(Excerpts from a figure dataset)
--------------------------------

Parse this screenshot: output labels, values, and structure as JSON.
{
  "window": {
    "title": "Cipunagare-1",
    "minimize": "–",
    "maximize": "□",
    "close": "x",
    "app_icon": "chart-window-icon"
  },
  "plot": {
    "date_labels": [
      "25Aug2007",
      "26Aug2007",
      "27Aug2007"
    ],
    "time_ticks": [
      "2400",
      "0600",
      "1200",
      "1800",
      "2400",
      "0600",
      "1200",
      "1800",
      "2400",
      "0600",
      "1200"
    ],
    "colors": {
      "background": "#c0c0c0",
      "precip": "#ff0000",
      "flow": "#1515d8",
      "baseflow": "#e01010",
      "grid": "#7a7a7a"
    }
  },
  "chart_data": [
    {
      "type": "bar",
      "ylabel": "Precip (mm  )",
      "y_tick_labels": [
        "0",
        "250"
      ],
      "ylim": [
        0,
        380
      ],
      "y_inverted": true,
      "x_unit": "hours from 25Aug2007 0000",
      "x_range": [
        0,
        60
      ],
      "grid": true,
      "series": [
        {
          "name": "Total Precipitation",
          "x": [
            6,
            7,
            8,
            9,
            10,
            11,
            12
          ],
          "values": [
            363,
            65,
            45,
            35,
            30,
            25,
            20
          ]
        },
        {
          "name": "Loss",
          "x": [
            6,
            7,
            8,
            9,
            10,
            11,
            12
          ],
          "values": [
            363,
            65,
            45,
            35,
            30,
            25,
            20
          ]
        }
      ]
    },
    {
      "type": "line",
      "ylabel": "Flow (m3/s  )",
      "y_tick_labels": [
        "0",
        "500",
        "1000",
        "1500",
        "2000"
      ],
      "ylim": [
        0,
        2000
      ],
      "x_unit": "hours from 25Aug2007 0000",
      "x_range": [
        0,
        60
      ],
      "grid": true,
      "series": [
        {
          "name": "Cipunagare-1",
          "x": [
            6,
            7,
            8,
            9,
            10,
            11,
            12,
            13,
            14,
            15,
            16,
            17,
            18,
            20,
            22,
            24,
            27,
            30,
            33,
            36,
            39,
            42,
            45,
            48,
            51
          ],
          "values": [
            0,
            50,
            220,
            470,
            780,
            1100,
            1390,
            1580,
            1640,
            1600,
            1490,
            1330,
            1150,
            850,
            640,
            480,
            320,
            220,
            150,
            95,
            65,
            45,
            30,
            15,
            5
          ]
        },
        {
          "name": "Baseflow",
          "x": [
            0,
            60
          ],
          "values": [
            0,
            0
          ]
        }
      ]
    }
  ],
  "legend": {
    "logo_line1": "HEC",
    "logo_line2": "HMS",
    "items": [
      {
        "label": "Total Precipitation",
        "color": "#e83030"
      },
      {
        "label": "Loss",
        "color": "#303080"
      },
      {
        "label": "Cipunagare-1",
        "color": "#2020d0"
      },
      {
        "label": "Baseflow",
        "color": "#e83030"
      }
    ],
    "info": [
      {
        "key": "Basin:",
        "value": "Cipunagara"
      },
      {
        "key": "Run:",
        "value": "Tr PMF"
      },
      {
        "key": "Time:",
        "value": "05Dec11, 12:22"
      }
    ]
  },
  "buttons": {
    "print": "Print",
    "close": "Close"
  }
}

--------------------------------

**Task to carry out:**
Extract each record, keeping it identical to the original.

**Worked answer:**
Parse this screenshot: output labels, values, and structure as JSON.
{
  "window": {
    "title": "Cipunagare-1",
    "minimize": "–",
    "maximize": "□",
    "close": "x",
    "app_icon": "chart-window-icon"
  },
  "plot": {
    "date_labels": [
      "25Aug2007",
      "26Aug2007",
      "27Aug2007"
    ],
    "time_ticks": [
      "2400",
      "0600",
      "1200",
      "1800",
      "2400",
      "0600",
      "1200",
      "1800",
      "2400",
      "0600",
      "1200"
    ],
    "colors": {
      "background": "#c0c0c0",
      "precip": "#ff0000",
      "flow": "#1515d8",
      "baseflow": "#e01010",
      "grid": "#7a7a7a"
    }
  },
  "chart_data": [
    {
      "type": "bar",
      "ylabel": "Precip (mm  )",
      "y_tick_labels": [
        "0",
        "250"
      ],
      "ylim": [
        0,
        380
      ],
      "y_inverted": true,
      "x_unit": "hours from 25Aug2007 0000",
      "x_range": [
        0,
        60
      ],
      "grid": true,
      "series": [
        {
          "name": "Total Precipitation",
          "x": [
            6,
            7,
            8,
            9,
            10,
            11,
            12
          ],
          "values": [
            363,
            65,
            45,
            35,
            30,
            25,
            20
          ]
        },
        {
          "name": "Loss",
          "x": [
            6,
            7,
            8,
            9,
            10,
            11,
            12
          ],
          "values": [
            363,
            65,
            45,
            35,
            30,
            25,
            20
          ]
        }
      ]
    },
    {
      "type": "line",
      "ylabel": "Flow (m3/s  )",
      "y_tick_labels": [
        "0",
        "500",
        "1000",
        "1500",
        "2000"
      ],
      "ylim": [
        0,
        2000
      ],
      "x_unit": "hours from 25Aug2007 0000",
      "x_range": [
        0,
        60
      ],
      "grid": true,
      "series": [
        {
          "name": "Cipunagare-1",
          "x": [
            6,
            7,
            8,
            9,
            10,
            11,
            12,
            13,
            14,
            15,
            16,
            17,
            18,
            20,
            22,
            24,
            27,
            30,
            33,
            36,
            39,
            42,
            45,
            48,
            51
          ],
          "values": [
            0,
            50,
            220,
            470,
            780,
            1100,
            1390,
            1580,
            1640,
            1600,
            1490,
            1330,
            1150,
            850,
            640,
            480,
            320,
            220,
            150,
            95,
            65,
            45,
            30,
            15,
            5
          ]
        },
        {
          "name": "Baseflow",
          "x": [
            0,
            60
          ],
          "values": [
            0,
            0
          ]
        }
      ]
    }
  ],
  "legend": {
    "logo_line1": "HEC",
    "logo_line2": "HMS",
    "items": [
      {
        "label": "Total Precipitation",
        "color": "#e83030"
      },
      {
        "label": "Loss",
        "color": "#303080"
      },
      {
        "label": "Cipunagare-1",
        "color": "#2020d0"
      },
      {
        "label": "Baseflow",
        "color": "#e83030"
      }
    ],
    "info": [
      {
        "key": "Basin:",
        "value": "Cipunagara"
      },
      {
        "key": "Run:",
        "value": "Tr PMF"
      },
      {
        "key": "Time:",
        "value": "05Dec11, 12:22"
      }
    ]
  },
  "buttons": {
    "print": "Print",
    "close": "Close"
  }
}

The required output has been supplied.